**TASK SET**
(a) Copy, character for character, the lines of the records below, from the line containing "- food-value-cell: 7,5" through the line containing "- logo-divider-bar: [412, 946, 415, 996]", both included.
(b) Pick up the interview about Chicago as a business center, given below, and keep writing it from the point where it ends.

===== SUPPLIED PASSAGE =====

The mission of Going Global, which appears on ePrairie on most Tuesdays, is to educate and inform Midwest technology companies on what local technology companies are doing internationally so other firms can learn from the successes of like-minded peers.
CHICAGO – William Testa is vice president and director of regional programs in the research department at the Federal Reserve Bank of Chicago. In part two of a three-part Q&A, Testa sat down with international expert Michael Muth to discuss the pros and cons of Chicago as a business center.
Michael Muth: Do you think conversations about global business go on below the executive level?
William Testa: I think the productivity and activity does matter below the executive level. Headquarters operations and white-collar activity is all about learning, bringing it into the firm and influencing business decisions. These are all global economic activities.
It’s part of what goes on in business formation in Silicon Valley, New York City and Chicago. How can public policy help? It’s difficult to generalize. For large companies, recruiting and quality of life are probably key. Local government can keep cities functioning in commuting, air transport and public safety.
Education, quality of local schools, recreation, open lands and parkways are increasingly vital. It’s dicey for business-type functions. For example, in technology transfer, large corporations can and do take care of themselves in this regard. They scour the world for new technology like large Chicago companies such as Abbott and Illinois Tool Works.
However, it may be more difficult for smaller manufacturers that may be concentrated on local customers and day-to-day survival.
It’s difficult to find the time for research. Perhaps there’s something that can be done locally that can be expanded to small local companies. I recently met with NEO in Ann Arbor, Mich., which is an organization from northeast Ohio that’s trying to marry the small companies with useful local technology.
MM commentary: While employees below the executive level are getting more involved in global business, I still don’t see many learning foreign languages, living and working in foreign countries for extended periods of time and learning everything that needs to be addressed as an international business person. Perhaps those in the executive levels should recommend these kinds of things more often.
MM: Which study ranks Chicago as No. 19 out of 50 large U.S. metro areas as measured by 16 new economy indicators?
WT: That’s Rob Atkinson’s work at the Progressive Policy Institute. He’s vice president of the institute and director of its Technology & New Economy Project. The project's mission is to educate federal, state and local policymakers about what drives the new economy and to promote policies that encourage technological advances, economic innovation and entrepreneurship.
He has recently written a book that will further help guide regional development policies regarding technology. “The Past and Future of America’s Economy” focuses on the implications for productivity of the latest economic transformation, how economists have looked at the role of IT and productivity and what we should do going forward with respect to policy.
MM: What contributions do IT services contribute to Chicago’s growth as a business services center?

===== TASK INPUTS =====

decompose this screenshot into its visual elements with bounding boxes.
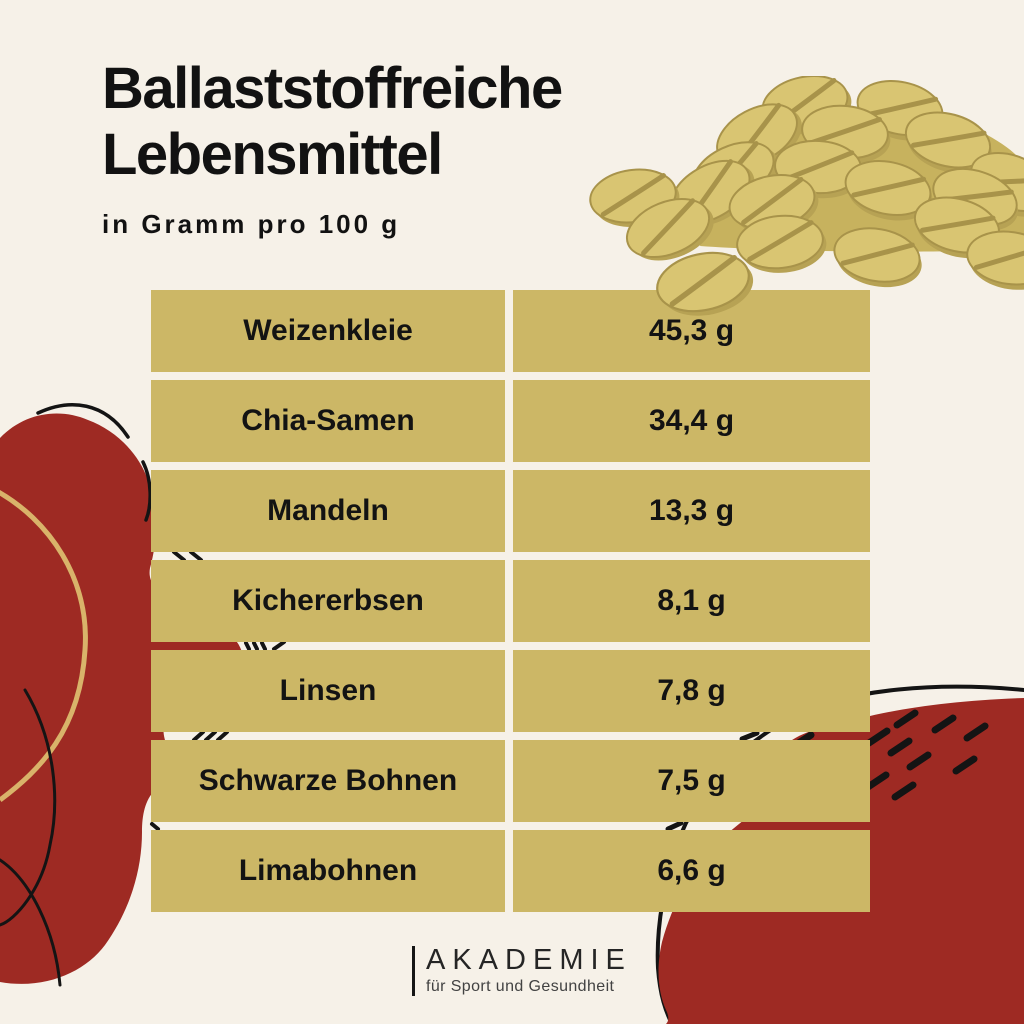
- food-value-cell: 7,5 g: [513, 740, 870, 822]
- food-value-cell: 13,3 g: [513, 470, 870, 552]
- black-arc-top: [36, 403, 130, 439]
- brand-logo: AKADEMIE für Sport und Gesundheit: [412, 946, 632, 996]
- logo-tagline: für Sport und Gesundheit: [426, 978, 615, 995]
- fiber-food-table: Weizenkleie 45,3 g Chia-Samen 34,4 g Man…: [151, 290, 870, 912]
- food-value-cell: 34,4 g: [513, 380, 870, 462]
- title-line-1: Ballaststoffreiche: [102, 56, 563, 121]
- food-name-cell: Chia-Samen: [151, 380, 505, 462]
- food-name-cell: Linsen: [151, 650, 505, 732]
- oat-grain-pile-illustration: [580, 76, 1024, 321]
- food-value-cell: 6,6 g: [513, 830, 870, 912]
- black-arc-small: [141, 460, 152, 522]
- food-name-cell: Weizenkleie: [151, 290, 505, 372]
- oat-grains: [587, 76, 1024, 321]
- mound-shape: [700, 107, 1024, 252]
- logo-brand-name: AKADEMIE: [426, 944, 632, 976]
- logo-divider-bar: [412, 946, 415, 996]
- title-line-2: Lebensmittel: [102, 121, 443, 187]
- food-value-cell: 8,1 g: [513, 560, 870, 642]
- black-squiggle-b: [0, 858, 62, 987]
- food-value-cell: 7,8 g: [513, 650, 870, 732]
- black-squiggle-a: [0, 688, 57, 927]
- logo-text: AKADEMIE für Sport und Gesundheit: [426, 946, 632, 996]
- page-subtitle: in Gramm pro 100 g: [102, 209, 401, 240]
- food-name-cell: Limabohnen: [151, 830, 505, 912]
- food-name-cell: Mandeln: [151, 470, 505, 552]
- food-name-cell: Schwarze Bohnen: [151, 740, 505, 822]
- page-title: Ballaststoffreiche Lebensmittel: [102, 56, 563, 187]
- food-name-cell: Kichererbsen: [151, 560, 505, 642]
- food-value-cell: 45,3 g: [513, 290, 870, 372]
- gold-curve-line: [0, 490, 88, 802]
- header: Ballaststoffreiche Lebensmittel in Gramm…: [102, 56, 563, 240]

=====

**ANSWERS TO THE EXERCISES**
(a)
- food-value-cell: 7,5 g: [513, 740, 870, 822]
- food-value-cell: 13,3 g: [513, 470, 870, 552]
- black-arc-top: [36, 403, 130, 439]
- brand-logo: AKADEMIE für Sport und Gesundheit: [412, 946, 632, 996]
- logo-tagline: für Sport und Gesundheit: [426, 978, 615, 995]
- fiber-food-table: Weizenkleie 45,3 g Chia-Samen 34,4 g Man…: [151, 290, 870, 912]
- food-value-cell: 34,4 g: [513, 380, 870, 462]
- title-line-1: Ballaststoffreiche: [102, 56, 563, 121]
- food-name-cell: Chia-Samen: [151, 380, 505, 462]
- food-name-cell: Linsen: [151, 650, 505, 732]
- oat-grain-pile-illustration: [580, 76, 1024, 321]
- food-value-cell: 6,6 g: [513, 830, 870, 912]
- black-arc-small: [141, 460, 152, 522]
- food-name-cell: Weizenkleie: [151, 290, 505, 372]
- oat-grains: [587, 76, 1024, 321]
- mound-shape: [700, 107, 1024, 252]
- logo-brand-name: AKADEMIE: [426, 944, 632, 976]
- logo-divider-bar: [412, 946, 415, 996]

(b)
WT: My sense is that cities such as Chicago are based on being communications hubs both digitally and face to face. IT and face-to-face communications are highly complementary activities that make a global city highly productive. The routine transmission of data leads to more exchange of subjective and creative information as well as new products, processes and business structures.
MM: It is said that corporate control functions of global companies are becoming more dispersed. This suggests that they are shifting toward mid-sized U.S. metropolitan areas with populations in the 1 to 2 million range. This contrasts with the business services industry, which continues to concentrate in the very largest cities. Which way are IT functions going? Dispersed or concentrated?
WT: You can see this kind of filtering as headquarters appearing less in New York City even while the very top tier of business service activity (such as management consulting and specialized legal and finance) continue to concentrate in large global cities. Even so, smaller regional places have done well by housing IT operations, administrative and sales offices and back-office activities.
That is because places such as Cincinatti and Indianapolis are much more interesting than they used to be. They’ve redone their downtowns and built sports stadiums. They have interesting older ethnic neighborhoods and trendy districts. Quality of life and the richness of a city’s job opportunities are increasingly important to attract the highest skilled and most creative people to a city.
At our recent HQ conference, Matt Krentz, who heads up the Chicago office of the Boston Consulting Group, spoke to us of their corporate form and geography. His firm isn’t hierarchal. It’s a “neural network” in organization and form. They don’t really have a headquarters. The number of consultants based in Chicago, for example, is the number they are able to attract or recruit here based on quality of life.
MM commentary: I do think we see a reflection of this when downtown-based companies relocate to the suburbs to reduce costs.
MM: What do you mean that “computer-system design and related services employment are 40 percent more concentrated in Chicago than the national average”? Is being No. 4 something of which to be proud or ashamed?
WT: I would say neither proud nor ashamed. It’s part of knowing one’s own economic strength and structure so as to fashion a supporting environment for growth and development. How do we grow out of our manufacturing legacy?
Since Chicago’s surrounding markets for its services are shrinking, it has to grow beyond its boundaries in selling and trading further.
It has to become more global. Can we make the city more productive so our services are sold globally? Computer and similar services seem to be a promising strength and possible direction. As a large city, Chicago may be able to lead the way for a broader regional revival much as London has done for Great Britain.
MM commentary: If we’re not rated as the No. 2 city, we should find out why.
MM: How will the Internet, e-mail, Webex presentations, cheap telecom and VoIP affect Chicago’s important international travel and conventions businesses? Is that a good or a bad thing?
WT: This is part of the previous question. Digitized and face to face are complementary activities. Rural areas are often sold on electronic communications to pull them into the network and into the economic mainstream. Still, this doesn’t typically come to pass.
That’s because digitized information allows you to carry your office with you, which allows you to communicate face to face with the most creative people who in turn tend to live and work not in rural areas but in global cities. You travel to make impressions and do deals. Technology hasn’t dispersed contact. It has facilitated its concentration.
The hubs of meetings are still here in our office buildings, convention centers, restaurants, hotels and airports. The jet age’s growth at and through O’Hare was key to the business meeting industry in Chicago. Global cities are also learning places and a high-density network through which both digitized information and people must flow.
MM commentary: I’ve got to diverge with him here. Despite the supposed rebound in the economy, technology is impacting IT trade shows in Chicago. People are using these technologies instead of exhibiting at and attending trade shows and trade show venues are suffering for it.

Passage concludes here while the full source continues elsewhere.